● Task statement: Copy the lines of the records from the one containing "steps-1-header: 正确步骤 xyxy=(400,430,762,462)" through the one containing "photo-top-strip xyxy=(105,0,390,8)", including both, exactly as they appear.

● Data entries:
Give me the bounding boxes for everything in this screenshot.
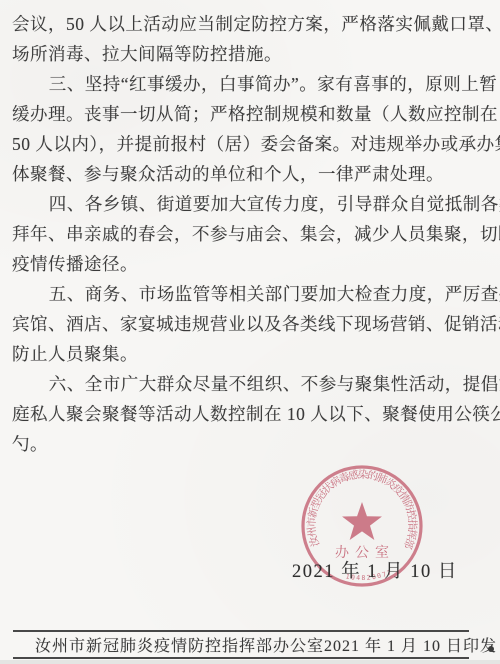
scanned-notice-page: 会议，50 人以上活动应当制定防控方案，严格落实佩戴口罩、 场所消毒、拉大间隔等…	[0, 0, 500, 664]
issuing-office: 汝州市新冠肺炎疫情防控指挥部办公室	[35, 633, 324, 656]
body-line: 六、全市广大群众尽量不组织、不参与聚集性活动，提倡家	[12, 369, 476, 399]
body-line: 勺。	[12, 429, 476, 459]
body-line: 疫情传播途径。	[12, 249, 476, 279]
document-body: 会议，50 人以上活动应当制定防控方案，严格落实佩戴口罩、 场所消毒、拉大间隔等…	[12, 9, 476, 459]
body-line: 50 人以内），并提前报村（居）委会备案。对违规举办或承办集	[12, 129, 476, 159]
body-line: 场所消毒、拉大间隔等防控措施。	[12, 39, 476, 69]
body-line: 五、商务、市场监管等相关部门要加大检查力度，严厉查处	[12, 279, 476, 309]
body-line: 三、坚持“红事缓办，白事简办”。家有喜事的，原则上暂	[12, 69, 476, 99]
colophon-footer: 汝州市新冠肺炎疫情防控指挥部办公室 2021 年 1 月 10 日印发	[13, 630, 469, 659]
body-line: 庭私人聚会聚餐等活动人数控制在 10 人以下、聚餐使用公筷公	[12, 399, 476, 429]
print-date: 2021 年 1 月 10 日印发	[324, 633, 497, 656]
body-line: 拜年、串亲戚的春会，不参与庙会、集会，减少人员集聚，切断	[12, 219, 476, 249]
signature-date: 2021 年 1 月 10 日	[292, 557, 458, 583]
body-line: 缓办理。丧事一切从简；严格控制规模和数量（人数应控制在	[12, 99, 476, 129]
body-line: 四、各乡镇、街道要加大宣传力度，引导群众自觉抵制各类	[12, 189, 476, 219]
body-line: 会议，50 人以上活动应当制定防控方案，严格落实佩戴口罩、	[12, 9, 476, 39]
scan-edge-shadow	[0, 660, 500, 664]
body-line: 体聚餐、参与聚众活动的单位和个人，一律严肃处理。	[12, 159, 476, 189]
body-line: 宾馆、酒店、家宴城违规营业以及各类线下现场营销、促销活动，	[12, 309, 476, 339]
seal-star-icon	[342, 502, 382, 540]
body-line: 防止人员聚集。	[12, 339, 476, 369]
ink-dot-mark	[488, 646, 494, 652]
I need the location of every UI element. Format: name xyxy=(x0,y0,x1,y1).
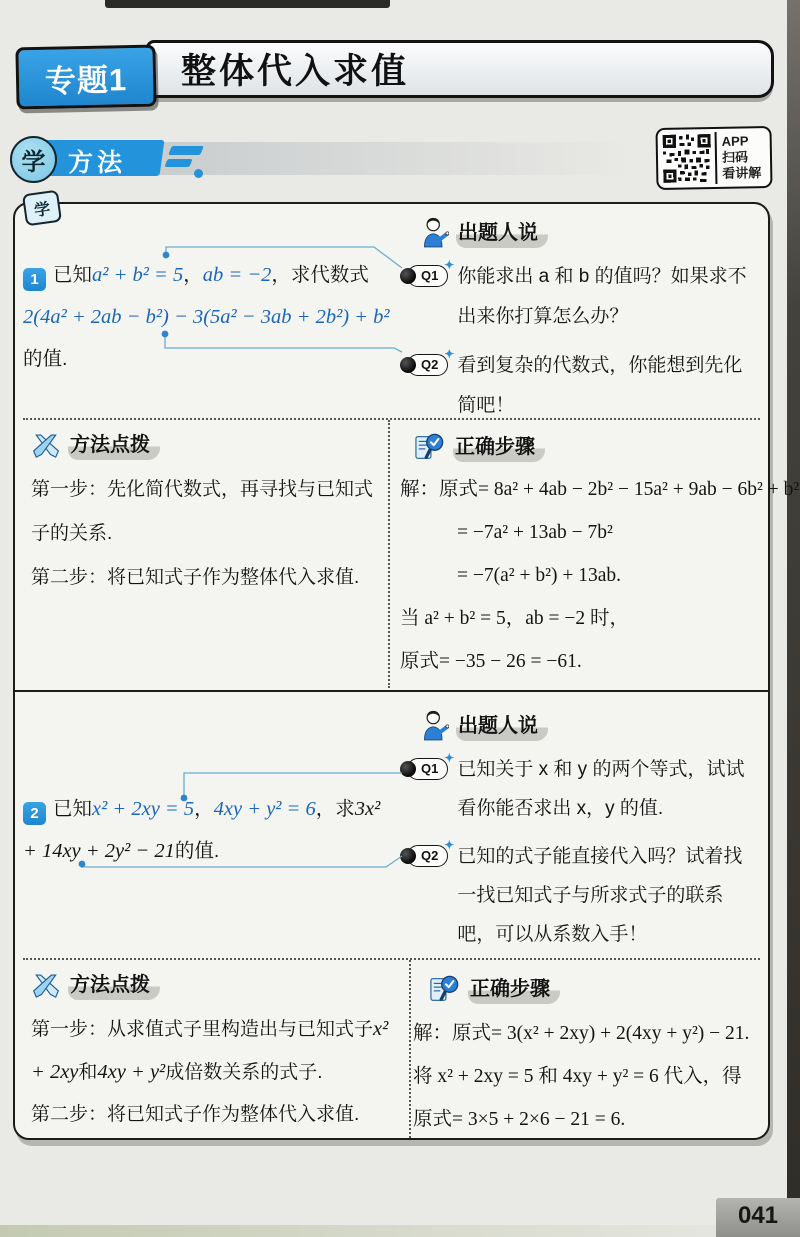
steps-1-header: 正确步骤 xyxy=(400,430,762,462)
topic-badge: 专题1 xyxy=(15,45,156,110)
bomb-icon xyxy=(400,268,416,284)
asker-panel-1: 出题人说 Q1 ✦ 你能求出 a 和 b 的值吗？如果求不出来你打算怎么办？ Q… xyxy=(407,216,759,426)
solution-line: 将 x² + 2xy = 5 和 4xy + y² = 6 代入，得 xyxy=(413,1055,758,1098)
photo-top-strip xyxy=(105,0,390,8)
solution-line: = −7a² + 13ab − 7b² xyxy=(400,511,762,554)
dotted-divider xyxy=(23,418,760,420)
q2-text: 已知的式子能直接代入吗？试着找一找已知式子与所求式子的联系吧，可以从系数入手！ xyxy=(457,837,761,954)
spark-icon: ✦ xyxy=(444,749,454,768)
asker-panel-2: 出题人说 Q1 ✦ 已知关于 x 和 y 的两个等式，试试看你能否求出 x，y … xyxy=(407,709,761,954)
problem-1-number-badge: 1 xyxy=(23,268,46,291)
solution-line: 解：原式= 3(x² + 2xy) + 2(4xy + y²) − 21. xyxy=(413,1012,758,1055)
method-panel-1: 方法点拨 第一步：先化简代数式，再寻找与已知式子的关系. 第二步：将已知式子作为… xyxy=(31,428,383,600)
photo-bottom-tint xyxy=(0,1225,720,1237)
problem-2-mid: ，求 xyxy=(316,798,355,820)
steps-panel-2: 正确步骤 解：原式= 3(x² + 2xy) + 2(4xy + y²) − 2… xyxy=(413,972,758,1141)
steps-1-title: 正确步骤 xyxy=(453,430,545,462)
magnifier-check-icon xyxy=(429,974,461,1004)
steps-2-title: 正确步骤 xyxy=(468,972,560,1004)
page-title: 整体代入求值 xyxy=(181,44,409,94)
solution-line: 原式= 3×5 + 2×6 − 21 = 6. xyxy=(413,1098,758,1141)
dotted-divider xyxy=(23,958,760,960)
method-banner-label: 方法 xyxy=(68,143,126,179)
study-tag: 学 xyxy=(22,190,62,227)
problem-1-given-2: ab = −2 xyxy=(203,264,272,286)
banner-deco-bar xyxy=(168,146,204,155)
qr-caption: APP 扫码 看讲解 xyxy=(717,133,762,182)
solution-line: = −7(a² + b²) + 13ab. xyxy=(400,554,762,597)
problem-2-number-badge: 2 xyxy=(23,802,46,825)
method-2-step-1: 第一步：从求值式子里构造出与已知式子x² + 2xy和4xy + y²成倍数关系… xyxy=(31,1008,393,1094)
block-divider xyxy=(15,690,768,692)
steps-panel-1: 正确步骤 解：原式= 8a² + 4ab − 2b² − 15a² + 9ab … xyxy=(400,430,762,683)
steps-2-header: 正确步骤 xyxy=(413,972,758,1004)
question-row: Q2 ✦ 看到复杂的代数式，你能想到先化简吧！ xyxy=(407,346,759,426)
book-edge-shadow xyxy=(787,0,800,1237)
question-row: Q1 ✦ 你能求出 a 和 b 的值吗？如果求不出来你打算怎么办？ xyxy=(407,257,759,337)
method-2-step-1-post: 成倍数关系的式子. xyxy=(165,1062,322,1083)
q2-text: 看到复杂的代数式，你能想到先化简吧！ xyxy=(457,346,759,426)
qr-caption-line: APP xyxy=(722,133,761,150)
crossed-pencils-icon xyxy=(31,433,61,460)
solution-line: 原式= −35 − 26 = −61. xyxy=(400,640,762,683)
method-2-step-1-math-2: 4xy + y² xyxy=(97,1061,165,1083)
asker-1-title: 出题人说 xyxy=(456,216,548,248)
q2-label: Q2 xyxy=(421,357,438,372)
problem-2-post: 的值. xyxy=(175,840,219,862)
dotted-vertical-divider xyxy=(409,960,411,1138)
page-number: 041 xyxy=(716,1198,800,1237)
problem-1-mid: ，求代数式 xyxy=(271,264,369,286)
asker-2-title: 出题人说 xyxy=(456,709,548,741)
bomb-icon xyxy=(400,761,416,777)
problem-1-expression: 2(4a² + 2ab − b²) − 3(5a² − 3ab + 2b²) +… xyxy=(23,306,390,328)
spark-icon: ✦ xyxy=(444,836,454,855)
q2-label: Q2 xyxy=(421,848,438,863)
qr-code-icon xyxy=(663,134,712,183)
q1-text: 已知关于 x 和 y 的两个等式，试试看你能否求出 x，y 的值. xyxy=(457,750,761,828)
method-1-step-2: 第二步：将已知式子作为整体代入求值. xyxy=(31,556,383,600)
method-1-header: 方法点拨 xyxy=(31,428,383,460)
spark-icon: ✦ xyxy=(444,345,454,364)
problem-1-statement: 1已知a² + b² = 5，ab = −2，求代数式 2(4a² + 2ab … xyxy=(23,254,393,380)
study-box: 1已知a² + b² = 5，ab = −2，求代数式 2(4a² + 2ab … xyxy=(13,202,770,1140)
person-icon xyxy=(421,216,449,248)
solution-line: 当 a² + b² = 5，ab = −2 时， xyxy=(400,597,762,640)
method-2-title: 方法点拨 xyxy=(68,968,160,1000)
crossed-pencils-icon xyxy=(31,973,61,1000)
asker-1-header: 出题人说 xyxy=(407,216,759,248)
q1-badge: Q1 ✦ xyxy=(407,758,448,780)
magnifier-check-icon xyxy=(414,432,446,462)
chapter-title-bar: 整体代入求值 xyxy=(146,40,774,98)
problem-1-separator: ， xyxy=(183,264,203,286)
qr-caption-line: 扫码 xyxy=(722,149,761,166)
q1-label: Q1 xyxy=(421,761,438,776)
q2-badge: Q2 ✦ xyxy=(407,845,448,867)
learn-circle-badge: 学 xyxy=(10,136,57,183)
question-row: Q1 ✦ 已知关于 x 和 y 的两个等式，试试看你能否求出 x，y 的值. xyxy=(407,750,761,828)
banner-deco-dot xyxy=(194,169,203,178)
bomb-icon xyxy=(400,848,416,864)
problem-2-statement: 2已知x² + 2xy = 5，4xy + y² = 6，求3x² + 14xy… xyxy=(23,788,395,872)
person-icon xyxy=(421,709,449,741)
q1-label: Q1 xyxy=(421,268,438,283)
question-row: Q2 ✦ 已知的式子能直接代入吗？试着找一找已知式子与所求式子的联系吧，可以从系… xyxy=(407,837,761,954)
method-1-step-1: 第一步：先化简代数式，再寻找与已知式子的关系. xyxy=(31,468,383,556)
problem-2-given-2: 4xy + y² = 6 xyxy=(214,798,316,820)
method-2-header: 方法点拨 xyxy=(31,968,393,1000)
bomb-icon xyxy=(400,357,416,373)
dotted-vertical-divider xyxy=(388,420,390,688)
problem-1-given-1: a² + b² = 5 xyxy=(92,264,183,286)
asker-2-header: 出题人说 xyxy=(407,709,761,741)
problem-1-post: 的值. xyxy=(23,348,67,370)
method-2-step-1-mid: 和 xyxy=(78,1062,97,1083)
method-2-step-2: 第二步：将已知式子作为整体代入求值. xyxy=(31,1094,393,1136)
problem-2-pre: 已知 xyxy=(53,798,92,820)
qr-panel: APP 扫码 看讲解 xyxy=(655,126,772,190)
q1-text: 你能求出 a 和 b 的值吗？如果求不出来你打算怎么办？ xyxy=(457,257,759,337)
solution-line: 解：原式= 8a² + 4ab − 2b² − 15a² + 9ab − 6b²… xyxy=(400,468,762,511)
q1-badge: Q1 ✦ xyxy=(407,265,448,287)
problem-2-given-1: x² + 2xy = 5 xyxy=(92,798,194,820)
textbook-page: 整体代入求值 专题1 方法 学 xyxy=(0,0,800,1237)
problem-2-separator: ， xyxy=(194,798,214,820)
method-1-title: 方法点拨 xyxy=(68,428,160,460)
qr-caption-line: 看讲解 xyxy=(722,165,761,182)
spark-icon: ✦ xyxy=(444,256,454,275)
problem-1-pre: 已知 xyxy=(53,264,92,286)
method-panel-2: 方法点拨 第一步：从求值式子里构造出与已知式子x² + 2xy和4xy + y²… xyxy=(31,968,393,1136)
q2-badge: Q2 ✦ xyxy=(407,354,448,376)
method-2-step-1-pre: 第一步：从求值式子里构造出与已知式子 xyxy=(31,1019,373,1040)
banner-deco-bar xyxy=(164,159,192,167)
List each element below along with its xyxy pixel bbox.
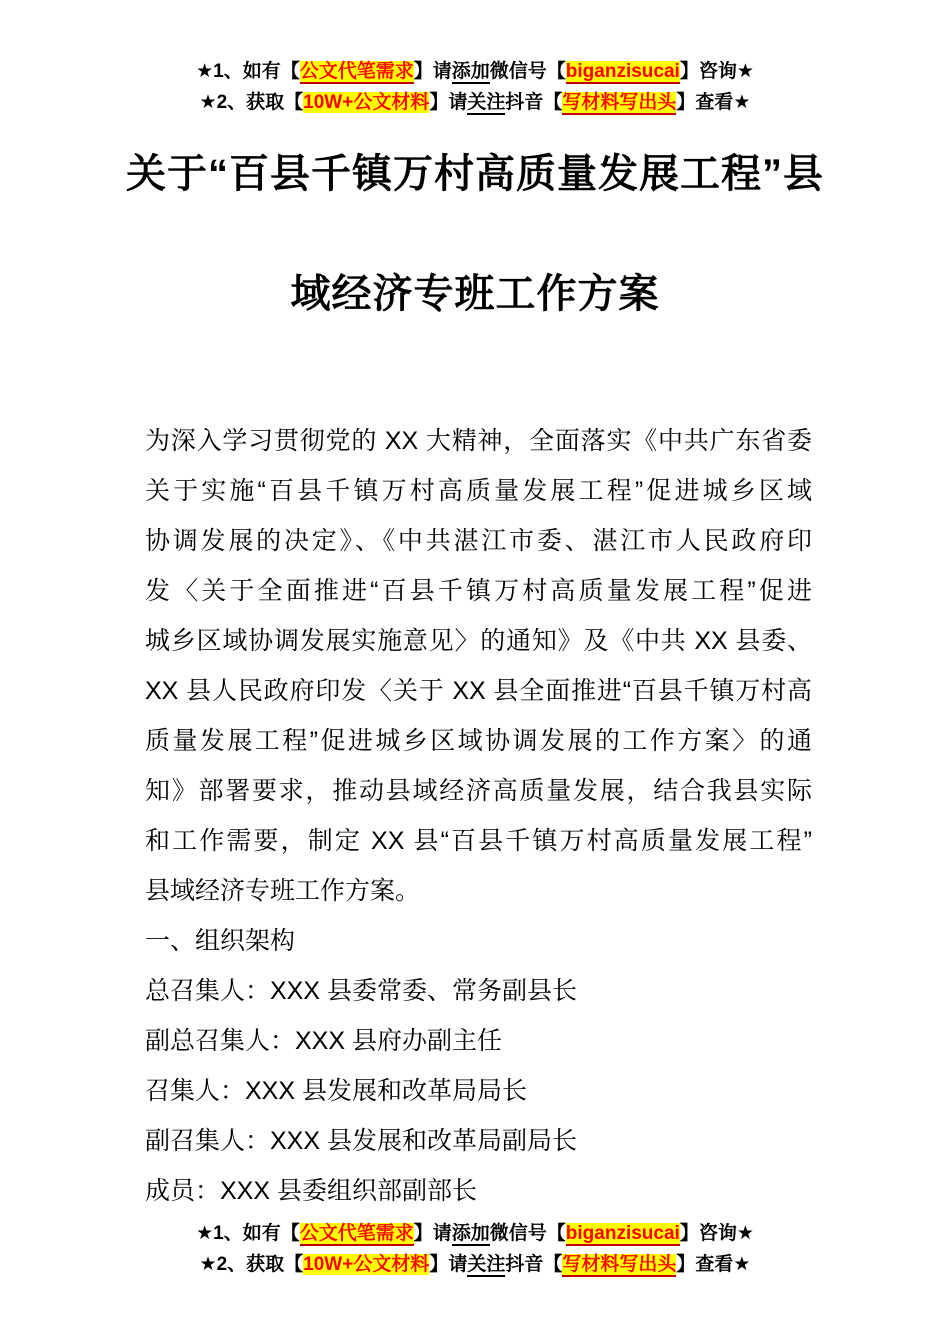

● Answer to this task:
steps-1-header: 正确步骤 xyxy=(400,430,762,462)
topic-badge: 专题1 xyxy=(15,45,156,110)
bomb-icon xyxy=(400,268,416,284)
asker-panel-1: 出题人说 Q1 ✦ 你能求出 a 和 b 的值吗？如果求不出来你打算怎么办？ Q… xyxy=(407,216,759,426)
solution-line: 将 x² + 2xy = 5 和 4xy + y² = 6 代入，得 xyxy=(413,1055,758,1098)
photo-top-strip xyxy=(105,0,390,8)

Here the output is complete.